Figure record extracts

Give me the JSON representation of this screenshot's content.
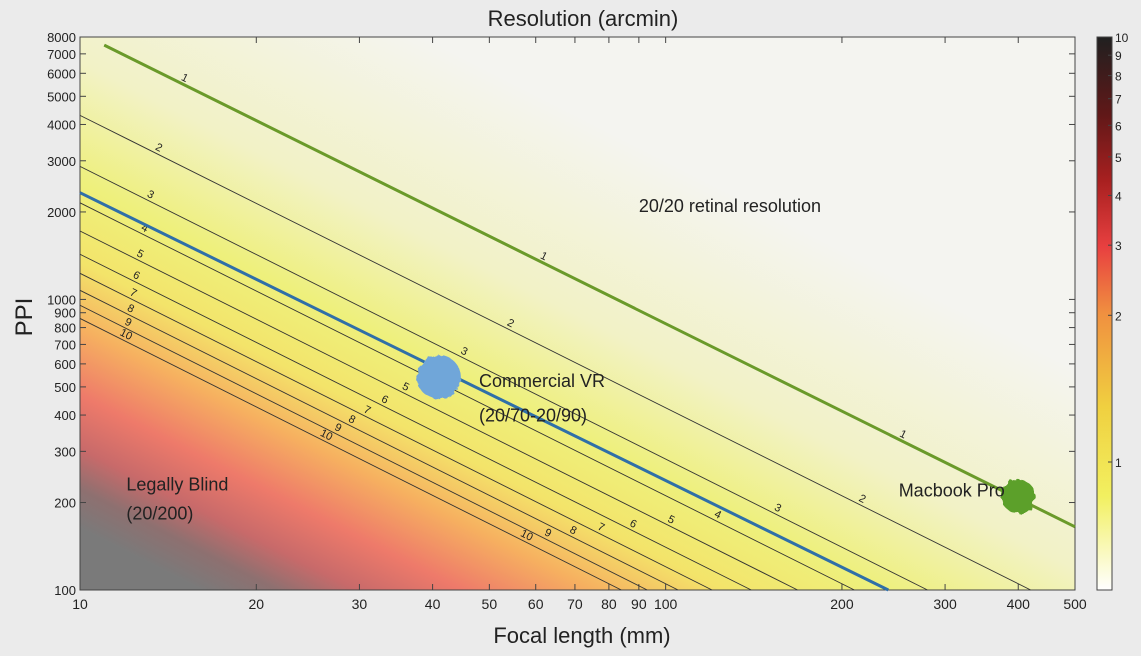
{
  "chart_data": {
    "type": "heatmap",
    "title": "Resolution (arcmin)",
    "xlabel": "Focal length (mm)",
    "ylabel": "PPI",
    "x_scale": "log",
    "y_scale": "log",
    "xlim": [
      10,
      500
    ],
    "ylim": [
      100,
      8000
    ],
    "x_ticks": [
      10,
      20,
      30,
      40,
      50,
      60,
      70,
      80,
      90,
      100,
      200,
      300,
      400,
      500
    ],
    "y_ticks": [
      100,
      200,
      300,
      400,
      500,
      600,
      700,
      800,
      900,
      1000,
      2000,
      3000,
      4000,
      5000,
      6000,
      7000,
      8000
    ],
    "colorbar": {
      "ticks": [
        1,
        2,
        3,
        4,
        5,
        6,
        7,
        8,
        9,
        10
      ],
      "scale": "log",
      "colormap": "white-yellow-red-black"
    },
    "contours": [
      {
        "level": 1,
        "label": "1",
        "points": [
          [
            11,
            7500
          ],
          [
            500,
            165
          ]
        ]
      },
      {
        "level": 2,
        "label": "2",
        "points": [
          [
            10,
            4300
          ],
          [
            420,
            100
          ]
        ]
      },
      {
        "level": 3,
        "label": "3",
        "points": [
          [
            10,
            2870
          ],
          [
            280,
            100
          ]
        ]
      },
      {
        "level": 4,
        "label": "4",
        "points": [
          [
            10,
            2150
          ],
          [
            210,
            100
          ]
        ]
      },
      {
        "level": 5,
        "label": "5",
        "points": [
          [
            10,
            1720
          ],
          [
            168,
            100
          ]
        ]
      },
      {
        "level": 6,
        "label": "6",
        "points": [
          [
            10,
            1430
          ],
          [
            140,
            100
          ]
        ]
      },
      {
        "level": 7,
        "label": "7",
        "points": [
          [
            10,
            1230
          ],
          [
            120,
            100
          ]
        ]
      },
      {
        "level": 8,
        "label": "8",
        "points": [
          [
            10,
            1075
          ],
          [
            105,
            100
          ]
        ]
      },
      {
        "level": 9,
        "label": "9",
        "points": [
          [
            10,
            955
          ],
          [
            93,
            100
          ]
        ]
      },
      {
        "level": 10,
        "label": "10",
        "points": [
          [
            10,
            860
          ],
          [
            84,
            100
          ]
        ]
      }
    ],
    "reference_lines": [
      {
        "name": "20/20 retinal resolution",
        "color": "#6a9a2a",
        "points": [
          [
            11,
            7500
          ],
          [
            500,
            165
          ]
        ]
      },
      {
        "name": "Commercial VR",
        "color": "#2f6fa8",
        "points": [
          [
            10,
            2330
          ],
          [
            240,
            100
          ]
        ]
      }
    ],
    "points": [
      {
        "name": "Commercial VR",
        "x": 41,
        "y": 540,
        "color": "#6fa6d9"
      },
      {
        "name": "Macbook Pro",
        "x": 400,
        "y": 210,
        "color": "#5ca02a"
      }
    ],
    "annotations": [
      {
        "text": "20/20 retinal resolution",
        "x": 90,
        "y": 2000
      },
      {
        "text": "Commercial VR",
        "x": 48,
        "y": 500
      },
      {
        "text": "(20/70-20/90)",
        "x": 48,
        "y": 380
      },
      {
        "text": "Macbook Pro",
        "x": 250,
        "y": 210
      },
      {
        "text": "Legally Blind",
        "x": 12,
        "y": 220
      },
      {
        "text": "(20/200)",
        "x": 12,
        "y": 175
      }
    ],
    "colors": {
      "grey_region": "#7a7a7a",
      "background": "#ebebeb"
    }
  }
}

...

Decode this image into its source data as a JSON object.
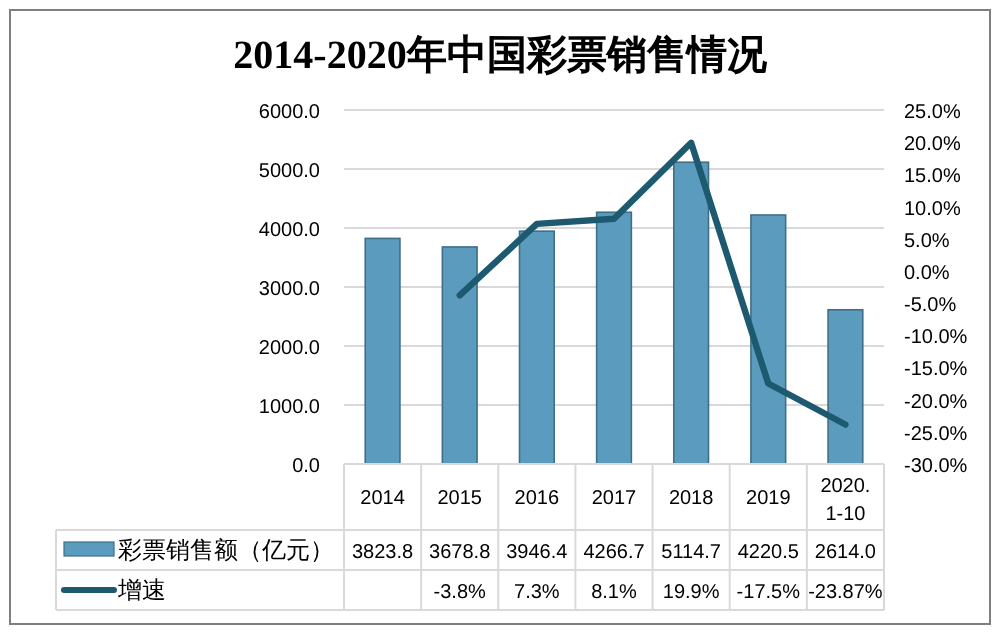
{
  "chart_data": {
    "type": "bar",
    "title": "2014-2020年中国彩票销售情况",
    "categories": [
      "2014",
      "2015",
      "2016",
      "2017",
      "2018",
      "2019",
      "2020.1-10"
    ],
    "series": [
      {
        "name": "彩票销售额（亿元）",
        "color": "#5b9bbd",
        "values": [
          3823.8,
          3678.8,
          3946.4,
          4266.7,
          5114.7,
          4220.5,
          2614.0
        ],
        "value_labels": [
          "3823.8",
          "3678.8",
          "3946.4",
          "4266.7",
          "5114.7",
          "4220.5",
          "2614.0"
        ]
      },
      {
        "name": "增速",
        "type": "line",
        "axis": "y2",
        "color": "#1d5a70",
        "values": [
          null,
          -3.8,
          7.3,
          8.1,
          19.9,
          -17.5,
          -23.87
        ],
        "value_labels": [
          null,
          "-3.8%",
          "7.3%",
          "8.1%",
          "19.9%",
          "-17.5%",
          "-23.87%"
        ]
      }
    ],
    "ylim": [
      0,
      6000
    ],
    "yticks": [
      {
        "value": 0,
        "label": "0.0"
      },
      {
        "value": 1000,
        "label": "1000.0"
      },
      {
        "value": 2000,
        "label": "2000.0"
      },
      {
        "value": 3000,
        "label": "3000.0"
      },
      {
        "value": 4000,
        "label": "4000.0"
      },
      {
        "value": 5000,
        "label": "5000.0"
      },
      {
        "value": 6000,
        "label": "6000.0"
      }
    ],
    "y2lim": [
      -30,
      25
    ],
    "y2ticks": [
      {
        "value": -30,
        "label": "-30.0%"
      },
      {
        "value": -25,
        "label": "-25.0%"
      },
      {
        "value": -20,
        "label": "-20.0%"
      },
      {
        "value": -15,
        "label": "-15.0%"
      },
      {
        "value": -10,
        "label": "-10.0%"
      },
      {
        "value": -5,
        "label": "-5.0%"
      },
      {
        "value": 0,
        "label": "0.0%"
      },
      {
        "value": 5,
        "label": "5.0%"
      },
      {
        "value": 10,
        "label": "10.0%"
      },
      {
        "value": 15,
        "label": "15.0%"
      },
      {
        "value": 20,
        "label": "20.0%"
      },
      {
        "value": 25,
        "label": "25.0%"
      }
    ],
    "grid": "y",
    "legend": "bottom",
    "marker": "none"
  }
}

▶ **Request**
Out of the records, collect only those lines that contain the string "JSON".

▶ **Response**
Give me the JSON representation of this screenshot's content.
Decode this image into its source data as a JSON object.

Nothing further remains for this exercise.